Records about charts and figures:
——————

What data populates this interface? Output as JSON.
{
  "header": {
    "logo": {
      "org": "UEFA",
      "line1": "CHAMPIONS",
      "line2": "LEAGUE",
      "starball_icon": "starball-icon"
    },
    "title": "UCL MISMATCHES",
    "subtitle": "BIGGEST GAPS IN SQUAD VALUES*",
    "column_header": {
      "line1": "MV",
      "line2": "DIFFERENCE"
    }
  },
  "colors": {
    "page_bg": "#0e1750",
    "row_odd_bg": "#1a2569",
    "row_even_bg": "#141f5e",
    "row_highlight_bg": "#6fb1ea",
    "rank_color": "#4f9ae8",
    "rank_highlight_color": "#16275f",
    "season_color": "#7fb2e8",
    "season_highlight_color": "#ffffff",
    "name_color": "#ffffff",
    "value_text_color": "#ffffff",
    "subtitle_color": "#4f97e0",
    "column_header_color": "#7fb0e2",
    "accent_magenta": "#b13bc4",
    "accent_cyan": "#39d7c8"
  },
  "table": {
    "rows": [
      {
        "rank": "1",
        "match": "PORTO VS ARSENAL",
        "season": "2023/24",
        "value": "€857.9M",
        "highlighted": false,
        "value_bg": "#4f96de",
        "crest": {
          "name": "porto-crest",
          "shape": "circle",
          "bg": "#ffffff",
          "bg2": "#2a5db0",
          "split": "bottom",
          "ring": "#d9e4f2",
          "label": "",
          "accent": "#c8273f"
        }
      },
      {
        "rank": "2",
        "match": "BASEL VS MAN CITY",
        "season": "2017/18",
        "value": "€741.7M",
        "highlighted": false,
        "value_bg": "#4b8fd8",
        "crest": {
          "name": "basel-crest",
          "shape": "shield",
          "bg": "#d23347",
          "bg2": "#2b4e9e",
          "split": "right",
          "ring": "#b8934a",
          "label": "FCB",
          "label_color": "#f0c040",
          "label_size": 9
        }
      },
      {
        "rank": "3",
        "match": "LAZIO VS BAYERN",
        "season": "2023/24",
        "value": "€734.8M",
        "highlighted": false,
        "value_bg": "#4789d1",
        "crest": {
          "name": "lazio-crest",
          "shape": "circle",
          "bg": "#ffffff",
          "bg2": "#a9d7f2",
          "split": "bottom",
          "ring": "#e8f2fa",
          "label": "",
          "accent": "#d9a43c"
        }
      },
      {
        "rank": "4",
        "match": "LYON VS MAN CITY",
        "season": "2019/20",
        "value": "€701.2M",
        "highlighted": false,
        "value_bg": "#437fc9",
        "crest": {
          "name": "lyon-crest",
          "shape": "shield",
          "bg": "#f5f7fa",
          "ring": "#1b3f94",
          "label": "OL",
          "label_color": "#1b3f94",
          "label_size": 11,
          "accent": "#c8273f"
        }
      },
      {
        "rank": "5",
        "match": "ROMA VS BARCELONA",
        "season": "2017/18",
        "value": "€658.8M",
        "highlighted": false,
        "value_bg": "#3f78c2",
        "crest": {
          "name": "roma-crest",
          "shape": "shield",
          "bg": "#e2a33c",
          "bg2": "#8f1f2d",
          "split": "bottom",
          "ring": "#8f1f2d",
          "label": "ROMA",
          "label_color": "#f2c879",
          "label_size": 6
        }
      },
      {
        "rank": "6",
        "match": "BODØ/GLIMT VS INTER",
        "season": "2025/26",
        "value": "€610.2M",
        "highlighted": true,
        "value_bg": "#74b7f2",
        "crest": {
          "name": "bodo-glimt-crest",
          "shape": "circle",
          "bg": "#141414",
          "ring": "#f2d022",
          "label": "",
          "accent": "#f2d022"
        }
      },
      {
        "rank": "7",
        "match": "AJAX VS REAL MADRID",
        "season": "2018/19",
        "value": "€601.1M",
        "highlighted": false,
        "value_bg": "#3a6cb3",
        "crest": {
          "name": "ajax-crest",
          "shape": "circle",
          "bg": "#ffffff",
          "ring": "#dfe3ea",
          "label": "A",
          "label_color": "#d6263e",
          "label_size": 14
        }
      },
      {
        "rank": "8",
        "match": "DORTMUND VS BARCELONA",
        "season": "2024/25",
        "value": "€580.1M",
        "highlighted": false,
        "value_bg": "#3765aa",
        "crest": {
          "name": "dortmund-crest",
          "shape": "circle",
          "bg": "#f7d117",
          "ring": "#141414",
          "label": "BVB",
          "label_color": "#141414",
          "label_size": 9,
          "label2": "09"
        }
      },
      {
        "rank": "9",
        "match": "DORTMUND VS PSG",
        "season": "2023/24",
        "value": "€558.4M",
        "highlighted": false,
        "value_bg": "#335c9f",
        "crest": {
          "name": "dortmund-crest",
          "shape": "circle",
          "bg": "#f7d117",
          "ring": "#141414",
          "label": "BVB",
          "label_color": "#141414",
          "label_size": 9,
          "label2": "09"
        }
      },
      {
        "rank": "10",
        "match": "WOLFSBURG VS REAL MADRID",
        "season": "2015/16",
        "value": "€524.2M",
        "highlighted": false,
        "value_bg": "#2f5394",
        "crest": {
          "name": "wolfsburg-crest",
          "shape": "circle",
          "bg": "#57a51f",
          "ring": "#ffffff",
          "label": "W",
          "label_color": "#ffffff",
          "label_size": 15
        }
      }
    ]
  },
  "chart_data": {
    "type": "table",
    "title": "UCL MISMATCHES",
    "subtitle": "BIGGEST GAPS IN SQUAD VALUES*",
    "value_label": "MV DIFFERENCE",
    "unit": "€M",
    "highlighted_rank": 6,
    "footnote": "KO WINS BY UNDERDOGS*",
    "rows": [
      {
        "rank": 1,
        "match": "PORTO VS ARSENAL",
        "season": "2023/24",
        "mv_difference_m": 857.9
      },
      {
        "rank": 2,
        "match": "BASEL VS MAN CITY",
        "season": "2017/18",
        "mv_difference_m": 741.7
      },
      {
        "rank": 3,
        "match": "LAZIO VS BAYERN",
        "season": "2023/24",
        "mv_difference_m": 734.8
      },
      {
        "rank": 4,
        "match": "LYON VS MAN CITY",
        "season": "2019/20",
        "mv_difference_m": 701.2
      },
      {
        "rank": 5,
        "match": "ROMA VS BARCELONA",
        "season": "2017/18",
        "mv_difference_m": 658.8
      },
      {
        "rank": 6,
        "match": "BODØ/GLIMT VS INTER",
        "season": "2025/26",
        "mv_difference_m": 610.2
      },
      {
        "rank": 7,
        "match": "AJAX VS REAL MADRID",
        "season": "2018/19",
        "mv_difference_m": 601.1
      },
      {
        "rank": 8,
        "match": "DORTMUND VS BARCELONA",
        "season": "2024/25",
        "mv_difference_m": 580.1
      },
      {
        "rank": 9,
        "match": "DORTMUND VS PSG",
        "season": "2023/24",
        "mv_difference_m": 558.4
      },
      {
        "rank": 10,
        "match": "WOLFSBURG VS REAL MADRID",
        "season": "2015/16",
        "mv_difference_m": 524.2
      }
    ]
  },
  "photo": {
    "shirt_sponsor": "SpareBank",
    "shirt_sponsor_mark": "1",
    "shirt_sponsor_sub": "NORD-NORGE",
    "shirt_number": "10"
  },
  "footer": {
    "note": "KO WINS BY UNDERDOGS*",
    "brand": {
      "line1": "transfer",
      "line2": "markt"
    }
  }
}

——————

> _What is expected_:
Where a line of the entries contains the word "ffffff", copy that line.

> _Exercise answer_:
    "season_highlight_color": "#ffffff",
    "name_color": "#ffffff",
    "value_text_color": "#ffffff",
          "bg": "#ffffff",
          "bg": "#ffffff",
          "bg": "#ffffff",
          "ring": "#ffffff",
          "label_color": "#ffffff",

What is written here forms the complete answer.